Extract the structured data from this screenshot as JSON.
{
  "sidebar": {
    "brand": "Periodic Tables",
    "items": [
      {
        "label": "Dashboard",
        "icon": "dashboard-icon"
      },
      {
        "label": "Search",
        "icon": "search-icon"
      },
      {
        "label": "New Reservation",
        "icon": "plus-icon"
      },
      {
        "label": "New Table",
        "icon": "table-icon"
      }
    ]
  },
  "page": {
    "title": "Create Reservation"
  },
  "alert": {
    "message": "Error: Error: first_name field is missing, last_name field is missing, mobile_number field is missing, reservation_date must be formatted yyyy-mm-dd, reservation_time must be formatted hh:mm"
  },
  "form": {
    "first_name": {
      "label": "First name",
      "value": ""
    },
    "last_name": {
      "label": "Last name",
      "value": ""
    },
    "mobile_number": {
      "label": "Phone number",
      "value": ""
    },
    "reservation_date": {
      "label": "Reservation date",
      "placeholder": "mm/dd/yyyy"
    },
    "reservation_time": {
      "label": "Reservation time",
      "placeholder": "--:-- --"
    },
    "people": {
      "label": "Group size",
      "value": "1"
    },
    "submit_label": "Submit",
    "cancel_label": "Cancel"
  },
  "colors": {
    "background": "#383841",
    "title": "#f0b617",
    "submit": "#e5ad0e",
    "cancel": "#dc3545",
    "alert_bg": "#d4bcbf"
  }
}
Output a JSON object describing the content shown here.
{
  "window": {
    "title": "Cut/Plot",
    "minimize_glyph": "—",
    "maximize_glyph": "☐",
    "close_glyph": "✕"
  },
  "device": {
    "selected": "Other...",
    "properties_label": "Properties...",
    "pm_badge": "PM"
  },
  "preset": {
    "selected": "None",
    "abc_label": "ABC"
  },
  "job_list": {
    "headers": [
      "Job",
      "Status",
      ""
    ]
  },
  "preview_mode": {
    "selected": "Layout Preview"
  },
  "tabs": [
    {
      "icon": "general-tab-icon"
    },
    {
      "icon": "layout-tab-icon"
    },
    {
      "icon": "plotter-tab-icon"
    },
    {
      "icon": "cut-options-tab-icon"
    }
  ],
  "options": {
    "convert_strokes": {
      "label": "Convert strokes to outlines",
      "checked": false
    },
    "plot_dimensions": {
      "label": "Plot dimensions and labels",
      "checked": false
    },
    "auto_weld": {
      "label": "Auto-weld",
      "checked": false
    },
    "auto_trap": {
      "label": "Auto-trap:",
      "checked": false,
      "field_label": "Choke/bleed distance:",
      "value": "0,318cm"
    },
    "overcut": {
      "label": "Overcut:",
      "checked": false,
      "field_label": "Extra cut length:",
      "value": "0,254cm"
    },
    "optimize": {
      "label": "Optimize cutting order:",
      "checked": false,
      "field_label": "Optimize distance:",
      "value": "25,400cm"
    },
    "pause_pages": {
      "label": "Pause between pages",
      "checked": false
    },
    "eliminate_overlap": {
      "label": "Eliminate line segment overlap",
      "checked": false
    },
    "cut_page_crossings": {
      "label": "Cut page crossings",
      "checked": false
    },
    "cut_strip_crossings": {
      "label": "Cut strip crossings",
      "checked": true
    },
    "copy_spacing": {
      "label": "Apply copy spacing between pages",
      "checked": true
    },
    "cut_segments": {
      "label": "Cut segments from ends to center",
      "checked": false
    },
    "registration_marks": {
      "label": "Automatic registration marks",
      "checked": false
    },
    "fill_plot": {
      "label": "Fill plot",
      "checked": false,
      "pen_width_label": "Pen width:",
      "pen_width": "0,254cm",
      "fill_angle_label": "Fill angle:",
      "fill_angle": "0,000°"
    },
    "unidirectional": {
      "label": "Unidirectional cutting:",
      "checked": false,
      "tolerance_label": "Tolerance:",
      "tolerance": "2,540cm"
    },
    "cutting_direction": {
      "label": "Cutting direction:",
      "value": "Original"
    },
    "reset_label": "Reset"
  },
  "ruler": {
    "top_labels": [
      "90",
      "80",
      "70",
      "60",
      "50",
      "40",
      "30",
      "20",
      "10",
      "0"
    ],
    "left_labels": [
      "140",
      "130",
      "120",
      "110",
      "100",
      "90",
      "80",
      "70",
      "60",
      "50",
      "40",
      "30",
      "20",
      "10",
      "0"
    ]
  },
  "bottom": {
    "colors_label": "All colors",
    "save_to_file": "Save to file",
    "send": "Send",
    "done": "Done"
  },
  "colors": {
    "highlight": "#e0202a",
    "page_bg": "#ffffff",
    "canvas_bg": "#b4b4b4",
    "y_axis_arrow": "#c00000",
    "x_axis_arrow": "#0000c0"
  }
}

# # # #

**Aim of the task**
Each line above that includes "title" should be shown.

**Output below**
    "title": "Create Reservation"
    "title": "#f0b617",
    "title": "Cut/Plot",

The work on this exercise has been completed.